(Collected data)
+--
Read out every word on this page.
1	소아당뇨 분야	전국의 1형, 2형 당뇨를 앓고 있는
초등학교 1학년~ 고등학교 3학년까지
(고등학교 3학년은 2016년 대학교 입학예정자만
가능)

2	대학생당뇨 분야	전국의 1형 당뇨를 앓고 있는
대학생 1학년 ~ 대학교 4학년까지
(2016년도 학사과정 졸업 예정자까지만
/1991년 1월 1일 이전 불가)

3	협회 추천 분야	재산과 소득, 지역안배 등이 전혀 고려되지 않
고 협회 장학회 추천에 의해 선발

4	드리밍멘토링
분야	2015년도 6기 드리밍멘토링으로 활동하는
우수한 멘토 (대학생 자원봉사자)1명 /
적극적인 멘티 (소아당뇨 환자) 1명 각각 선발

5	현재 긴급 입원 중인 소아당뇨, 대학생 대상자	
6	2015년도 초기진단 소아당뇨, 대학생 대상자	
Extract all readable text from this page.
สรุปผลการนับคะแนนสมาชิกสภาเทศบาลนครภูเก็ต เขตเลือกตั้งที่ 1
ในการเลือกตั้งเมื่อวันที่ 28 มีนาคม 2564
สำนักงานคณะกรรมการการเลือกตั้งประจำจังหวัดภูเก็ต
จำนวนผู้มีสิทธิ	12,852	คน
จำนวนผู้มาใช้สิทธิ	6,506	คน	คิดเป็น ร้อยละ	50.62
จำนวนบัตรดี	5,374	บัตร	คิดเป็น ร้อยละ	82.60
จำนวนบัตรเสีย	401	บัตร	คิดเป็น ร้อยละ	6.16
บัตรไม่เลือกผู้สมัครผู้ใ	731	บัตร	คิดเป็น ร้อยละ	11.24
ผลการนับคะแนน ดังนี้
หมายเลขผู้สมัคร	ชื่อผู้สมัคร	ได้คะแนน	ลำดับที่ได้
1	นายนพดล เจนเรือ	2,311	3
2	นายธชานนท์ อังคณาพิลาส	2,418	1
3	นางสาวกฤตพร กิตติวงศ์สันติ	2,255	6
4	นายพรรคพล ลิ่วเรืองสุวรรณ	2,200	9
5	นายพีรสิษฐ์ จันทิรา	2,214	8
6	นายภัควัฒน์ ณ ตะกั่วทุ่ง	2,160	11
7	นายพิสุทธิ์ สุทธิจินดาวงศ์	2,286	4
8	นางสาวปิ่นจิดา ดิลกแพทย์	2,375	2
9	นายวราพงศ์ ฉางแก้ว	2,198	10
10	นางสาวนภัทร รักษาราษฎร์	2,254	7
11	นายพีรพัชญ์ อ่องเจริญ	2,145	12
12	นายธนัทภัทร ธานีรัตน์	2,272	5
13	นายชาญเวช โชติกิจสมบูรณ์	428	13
+--
__Set exercise__. How many of the listing's lines contain "page"? Respond with a single number and nothing else.

__Solution__. 2